> _Aim of the task_
Write out the entries verbatim and leave the images out of the copy.

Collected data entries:
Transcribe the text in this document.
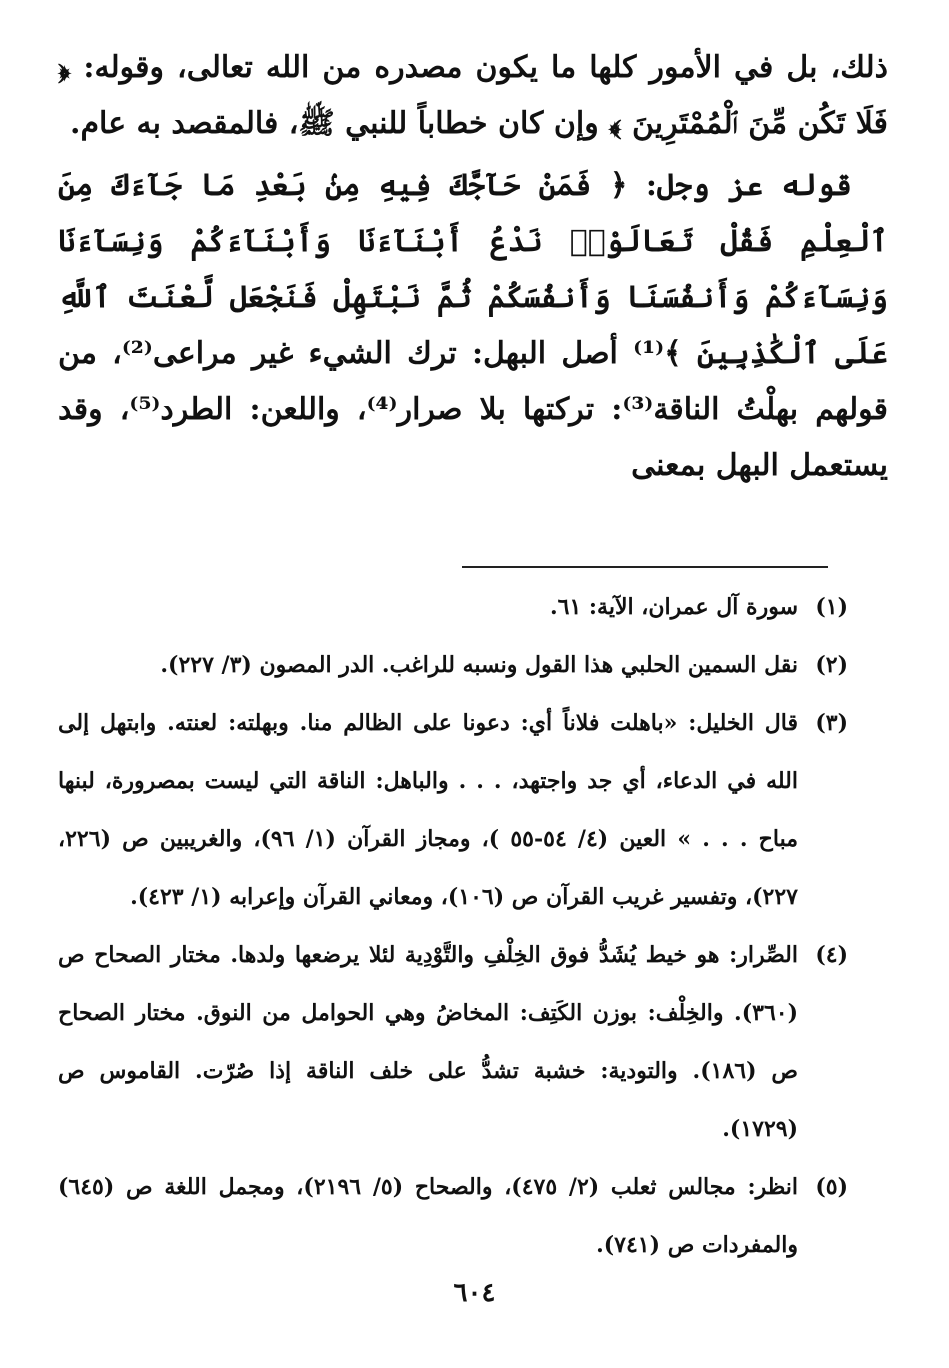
ذلك، بل في الأمور كلها ما يكون مصدره من الله تعالى، وقوله: ﴿ فَلَا تَكُن مِّنَ ٱلْمُمْتَرِينَ ﴾ وإن كان خطاباً للنبي ﷺ، فالمقصد به عام.

قوله عز وجل: ﴿ فَمَنْ حَآجَّكَ فِيهِ مِنۢ بَعْدِ مَا جَآءَكَ مِنَ ٱلْعِلْمِ فَقُلْ تَعَالَوْا۟ نَدْعُ أَبْنَآءَنَا وَأَبْنَآءَكُمْ وَنِسَآءَنَا وَنِسَآءَكُمْ وَأَنفُسَنَا وَأَنفُسَكُمْ ثُمَّ نَبْتَهِلْ فَنَجْعَل لَّعْنَتَ ٱللَّهِ عَلَى ٱلْكَٰذِبِينَ ﴾⁽¹⁾ أصل البهل: ترك الشيء غير مراعى⁽²⁾، من قولهم بهلْتُ الناقة⁽³⁾: تركتها بلا صرار⁽⁴⁾، واللعن: الطرد⁽⁵⁾، وقد يستعمل البهل بمعنى

(١)
سورة آل عمران، الآية: ٦١.
(٢)
نقل السمين الحلبي هذا القول ونسبه للراغب. الدر المصون (٣/ ٢٢٧).
(٣)
قال الخليل: «باهلت فلاناً أي: دعونا على الظالم منا. وبهلته: لعنته. وابتهل إلى الله في الدعاء، أي جد واجتهد، . . . والباهل: الناقة التي ليست بمصرورة، لبنها مباح . . . » العين (٤/ ٥٤-٥٥ )، ومجاز القرآن (١/ ٩٦)، والغريبين ص (٢٢٦، ٢٢٧)، وتفسير غريب القرآن ص (١٠٦)، ومعاني القرآن وإعرابه (١/ ٤٢٣).
(٤)
الصِّرار: هو خيط يُشَدُّ فوق الخِلْفِ والتَّوْدِية لئلا يرضعها ولدها. مختار الصحاح ص (٣٦٠). والخِلْف: بوزن الكَتِف: المخاضُ وهي الحوامل من النوق. مختار الصحاح ص (١٨٦). والتودية: خشبة تشدُّ على خلف الناقة إذا صُرّت. القاموس ص (١٧٢٩).
(٥)
انظر: مجالس ثعلب (٢/ ٤٧٥)، والصحاح (٥/ ٢١٩٦)، ومجمل اللغة ص (٦٤٥) والمفردات ص (٧٤١).
٦٠٤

> _Solution for this problem_
Transcribe the text in this document.
ذلك، بل في الأمور كلها ما يكون مصدره من الله تعالى، وقوله: ﴿ فَلَا تَكُن مِّنَ ٱلْمُمْتَرِينَ ﴾ وإن كان خطاباً للنبي ﷺ، فالمقصد به عام.

قوله عز وجل: ﴿ فَمَنْ حَآجَّكَ فِيهِ مِنۢ بَعْدِ مَا جَآءَكَ مِنَ ٱلْعِلْمِ فَقُلْ تَعَالَوْا۟ نَدْعُ أَبْنَآءَنَا وَأَبْنَآءَكُمْ وَنِسَآءَنَا وَنِسَآءَكُمْ وَأَنفُسَنَا وَأَنفُسَكُمْ ثُمَّ نَبْتَهِلْ فَنَجْعَل لَّعْنَتَ ٱللَّهِ عَلَى ٱلْكَٰذِبِينَ ﴾⁽¹⁾ أصل البهل: ترك الشيء غير مراعى⁽²⁾، من قولهم بهلْتُ الناقة⁽³⁾: تركتها بلا صرار⁽⁴⁾، واللعن: الطرد⁽⁵⁾، وقد يستعمل البهل بمعنى

(١)
سورة آل عمران، الآية: ٦١.
(٢)
نقل السمين الحلبي هذا القول ونسبه للراغب. الدر المصون (٣/ ٢٢٧).
(٣)
قال الخليل: «باهلت فلاناً أي: دعونا على الظالم منا. وبهلته: لعنته. وابتهل إلى الله في الدعاء، أي جد واجتهد، . . . والباهل: الناقة التي ليست بمصرورة، لبنها مباح . . . » العين (٤/ ٥٤-٥٥ )، ومجاز القرآن (١/ ٩٦)، والغريبين ص (٢٢٦، ٢٢٧)، وتفسير غريب القرآن ص (١٠٦)، ومعاني القرآن وإعرابه (١/ ٤٢٣).
(٤)
الصِّرار: هو خيط يُشَدُّ فوق الخِلْفِ والتَّوْدِية لئلا يرضعها ولدها. مختار الصحاح ص (٣٦٠). والخِلْف: بوزن الكَتِف: المخاضُ وهي الحوامل من النوق. مختار الصحاح ص (١٨٦). والتودية: خشبة تشدُّ على خلف الناقة إذا صُرّت. القاموس ص (١٧٢٩).
(٥)
انظر: مجالس ثعلب (٢/ ٤٧٥)، والصحاح (٥/ ٢١٩٦)، ومجمل اللغة ص (٦٤٥) والمفردات ص (٧٤١).
٦٠٤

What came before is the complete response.